Stated exercise —
Count lines, not occurrences: give the number of lines holding the word "постановлением", and nothing besides.

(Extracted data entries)

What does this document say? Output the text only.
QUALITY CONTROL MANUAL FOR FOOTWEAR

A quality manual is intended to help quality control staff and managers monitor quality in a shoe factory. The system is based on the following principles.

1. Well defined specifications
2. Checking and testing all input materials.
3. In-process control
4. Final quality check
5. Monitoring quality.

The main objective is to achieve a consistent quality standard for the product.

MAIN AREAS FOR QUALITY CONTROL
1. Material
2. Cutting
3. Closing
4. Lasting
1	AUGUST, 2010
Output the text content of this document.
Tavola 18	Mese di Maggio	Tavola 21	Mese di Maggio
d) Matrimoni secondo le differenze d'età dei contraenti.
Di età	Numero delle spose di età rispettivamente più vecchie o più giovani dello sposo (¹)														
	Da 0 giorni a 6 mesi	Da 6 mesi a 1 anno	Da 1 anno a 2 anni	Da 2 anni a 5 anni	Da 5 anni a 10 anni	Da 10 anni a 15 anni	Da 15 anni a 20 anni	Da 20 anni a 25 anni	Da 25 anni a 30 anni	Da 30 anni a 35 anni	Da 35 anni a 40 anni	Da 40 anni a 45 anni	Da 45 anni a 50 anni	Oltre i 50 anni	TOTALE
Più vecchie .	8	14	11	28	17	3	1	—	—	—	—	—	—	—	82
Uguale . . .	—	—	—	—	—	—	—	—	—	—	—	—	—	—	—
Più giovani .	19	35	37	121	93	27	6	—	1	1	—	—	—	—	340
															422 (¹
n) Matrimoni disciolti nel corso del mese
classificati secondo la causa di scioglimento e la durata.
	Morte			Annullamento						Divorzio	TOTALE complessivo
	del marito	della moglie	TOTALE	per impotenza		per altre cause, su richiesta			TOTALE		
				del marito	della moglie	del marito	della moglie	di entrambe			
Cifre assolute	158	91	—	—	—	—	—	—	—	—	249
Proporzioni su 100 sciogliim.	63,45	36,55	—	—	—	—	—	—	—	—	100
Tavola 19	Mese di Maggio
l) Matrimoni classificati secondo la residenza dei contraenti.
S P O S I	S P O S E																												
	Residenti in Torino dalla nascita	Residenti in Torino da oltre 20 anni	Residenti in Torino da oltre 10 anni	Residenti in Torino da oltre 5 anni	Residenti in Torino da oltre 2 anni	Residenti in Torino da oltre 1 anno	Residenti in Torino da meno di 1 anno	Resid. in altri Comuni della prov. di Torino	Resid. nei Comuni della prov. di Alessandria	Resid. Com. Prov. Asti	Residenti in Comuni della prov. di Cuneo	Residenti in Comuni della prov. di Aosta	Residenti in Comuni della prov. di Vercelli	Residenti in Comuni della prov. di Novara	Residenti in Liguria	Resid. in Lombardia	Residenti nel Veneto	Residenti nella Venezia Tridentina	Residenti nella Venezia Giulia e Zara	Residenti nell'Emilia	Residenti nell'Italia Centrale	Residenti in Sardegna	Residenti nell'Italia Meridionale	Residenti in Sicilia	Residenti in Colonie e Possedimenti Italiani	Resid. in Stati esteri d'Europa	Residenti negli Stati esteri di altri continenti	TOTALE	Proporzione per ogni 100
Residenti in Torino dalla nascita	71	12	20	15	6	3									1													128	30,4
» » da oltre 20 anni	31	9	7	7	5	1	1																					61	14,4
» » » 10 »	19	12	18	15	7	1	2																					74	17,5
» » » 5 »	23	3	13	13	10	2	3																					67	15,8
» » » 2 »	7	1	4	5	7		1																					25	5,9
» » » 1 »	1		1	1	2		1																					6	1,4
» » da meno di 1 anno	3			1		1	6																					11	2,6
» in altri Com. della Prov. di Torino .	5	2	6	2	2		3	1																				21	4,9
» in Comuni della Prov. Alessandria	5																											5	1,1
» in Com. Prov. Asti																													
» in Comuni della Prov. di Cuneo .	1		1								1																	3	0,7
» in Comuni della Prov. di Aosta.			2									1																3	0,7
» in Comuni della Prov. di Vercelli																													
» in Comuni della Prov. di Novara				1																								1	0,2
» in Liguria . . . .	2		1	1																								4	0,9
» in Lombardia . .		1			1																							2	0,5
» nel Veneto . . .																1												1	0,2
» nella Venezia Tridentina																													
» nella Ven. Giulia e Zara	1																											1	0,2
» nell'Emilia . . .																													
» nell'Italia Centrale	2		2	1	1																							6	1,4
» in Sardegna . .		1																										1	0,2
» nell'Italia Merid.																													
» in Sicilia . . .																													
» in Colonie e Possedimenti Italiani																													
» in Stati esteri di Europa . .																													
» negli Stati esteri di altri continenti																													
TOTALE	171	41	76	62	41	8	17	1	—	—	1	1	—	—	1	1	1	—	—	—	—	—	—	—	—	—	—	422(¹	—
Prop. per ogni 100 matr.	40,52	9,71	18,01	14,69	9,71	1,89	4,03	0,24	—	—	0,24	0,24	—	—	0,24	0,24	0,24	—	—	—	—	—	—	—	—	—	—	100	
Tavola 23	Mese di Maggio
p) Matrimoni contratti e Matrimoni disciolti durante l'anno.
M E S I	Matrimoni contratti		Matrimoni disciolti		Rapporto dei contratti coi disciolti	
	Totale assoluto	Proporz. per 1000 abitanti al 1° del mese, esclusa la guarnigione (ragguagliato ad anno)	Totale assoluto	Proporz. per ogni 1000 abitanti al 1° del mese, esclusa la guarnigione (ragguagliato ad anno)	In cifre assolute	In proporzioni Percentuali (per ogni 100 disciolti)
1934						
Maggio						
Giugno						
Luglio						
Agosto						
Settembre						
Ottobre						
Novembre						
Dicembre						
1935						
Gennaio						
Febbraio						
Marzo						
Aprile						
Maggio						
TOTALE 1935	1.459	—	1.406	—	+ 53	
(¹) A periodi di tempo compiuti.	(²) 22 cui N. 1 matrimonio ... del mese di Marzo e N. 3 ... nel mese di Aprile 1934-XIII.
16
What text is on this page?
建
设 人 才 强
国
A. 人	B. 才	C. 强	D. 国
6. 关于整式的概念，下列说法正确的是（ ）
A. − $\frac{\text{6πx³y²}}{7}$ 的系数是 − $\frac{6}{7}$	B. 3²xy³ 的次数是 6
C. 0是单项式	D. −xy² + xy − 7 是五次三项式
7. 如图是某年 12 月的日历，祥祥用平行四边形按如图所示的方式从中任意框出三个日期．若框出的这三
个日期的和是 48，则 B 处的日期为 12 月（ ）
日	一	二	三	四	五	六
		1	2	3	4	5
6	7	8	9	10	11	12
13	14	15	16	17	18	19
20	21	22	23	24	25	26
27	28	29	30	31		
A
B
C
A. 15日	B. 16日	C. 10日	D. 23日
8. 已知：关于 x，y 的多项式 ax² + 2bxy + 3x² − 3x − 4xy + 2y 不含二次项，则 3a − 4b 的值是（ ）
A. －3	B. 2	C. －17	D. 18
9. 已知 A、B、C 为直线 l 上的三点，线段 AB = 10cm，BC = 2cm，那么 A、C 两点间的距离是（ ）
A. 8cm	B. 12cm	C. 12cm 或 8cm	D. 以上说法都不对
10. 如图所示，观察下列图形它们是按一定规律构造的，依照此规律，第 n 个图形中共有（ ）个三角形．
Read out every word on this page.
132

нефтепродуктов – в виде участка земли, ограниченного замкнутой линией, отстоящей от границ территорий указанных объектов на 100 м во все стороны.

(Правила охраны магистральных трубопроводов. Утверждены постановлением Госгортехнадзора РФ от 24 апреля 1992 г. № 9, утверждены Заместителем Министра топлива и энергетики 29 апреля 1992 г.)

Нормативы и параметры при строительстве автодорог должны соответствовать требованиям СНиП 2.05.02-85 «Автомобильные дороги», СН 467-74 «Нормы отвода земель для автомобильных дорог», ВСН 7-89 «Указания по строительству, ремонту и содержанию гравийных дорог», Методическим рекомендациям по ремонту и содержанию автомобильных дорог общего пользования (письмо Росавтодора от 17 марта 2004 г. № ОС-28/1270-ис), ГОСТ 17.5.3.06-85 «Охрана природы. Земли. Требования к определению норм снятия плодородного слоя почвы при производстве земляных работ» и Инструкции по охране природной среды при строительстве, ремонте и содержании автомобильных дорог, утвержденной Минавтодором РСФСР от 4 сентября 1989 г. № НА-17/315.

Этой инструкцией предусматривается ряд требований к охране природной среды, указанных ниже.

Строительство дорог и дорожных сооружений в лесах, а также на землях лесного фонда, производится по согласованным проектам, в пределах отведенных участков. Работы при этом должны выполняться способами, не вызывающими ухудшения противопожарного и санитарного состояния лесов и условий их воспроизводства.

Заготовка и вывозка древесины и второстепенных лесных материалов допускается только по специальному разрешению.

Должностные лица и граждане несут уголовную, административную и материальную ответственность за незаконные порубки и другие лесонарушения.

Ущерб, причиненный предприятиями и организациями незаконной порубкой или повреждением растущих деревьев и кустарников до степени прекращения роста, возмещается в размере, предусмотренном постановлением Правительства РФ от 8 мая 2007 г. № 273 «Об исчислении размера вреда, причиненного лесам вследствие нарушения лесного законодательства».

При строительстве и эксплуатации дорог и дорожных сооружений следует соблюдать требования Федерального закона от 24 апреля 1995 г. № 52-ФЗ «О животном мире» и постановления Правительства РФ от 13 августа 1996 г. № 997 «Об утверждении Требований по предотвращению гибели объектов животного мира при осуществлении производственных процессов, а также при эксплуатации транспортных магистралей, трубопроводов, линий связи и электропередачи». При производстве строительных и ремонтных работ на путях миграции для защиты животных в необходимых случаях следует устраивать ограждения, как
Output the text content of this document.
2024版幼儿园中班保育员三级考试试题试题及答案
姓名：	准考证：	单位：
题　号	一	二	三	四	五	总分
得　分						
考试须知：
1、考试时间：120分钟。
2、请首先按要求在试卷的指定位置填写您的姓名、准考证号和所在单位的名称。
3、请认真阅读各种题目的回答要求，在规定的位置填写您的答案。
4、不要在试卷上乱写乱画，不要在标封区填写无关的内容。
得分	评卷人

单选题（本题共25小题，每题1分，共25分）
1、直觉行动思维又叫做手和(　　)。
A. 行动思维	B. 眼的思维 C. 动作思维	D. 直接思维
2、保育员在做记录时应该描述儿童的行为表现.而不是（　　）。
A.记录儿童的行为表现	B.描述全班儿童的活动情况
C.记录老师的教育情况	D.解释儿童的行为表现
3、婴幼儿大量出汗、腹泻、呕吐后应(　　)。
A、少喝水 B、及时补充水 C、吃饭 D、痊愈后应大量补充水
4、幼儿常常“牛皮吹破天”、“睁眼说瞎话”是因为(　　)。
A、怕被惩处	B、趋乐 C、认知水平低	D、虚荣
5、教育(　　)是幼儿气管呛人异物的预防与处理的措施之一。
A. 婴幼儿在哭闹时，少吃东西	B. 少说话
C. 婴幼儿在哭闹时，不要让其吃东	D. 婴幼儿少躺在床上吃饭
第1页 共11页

Correct response —
2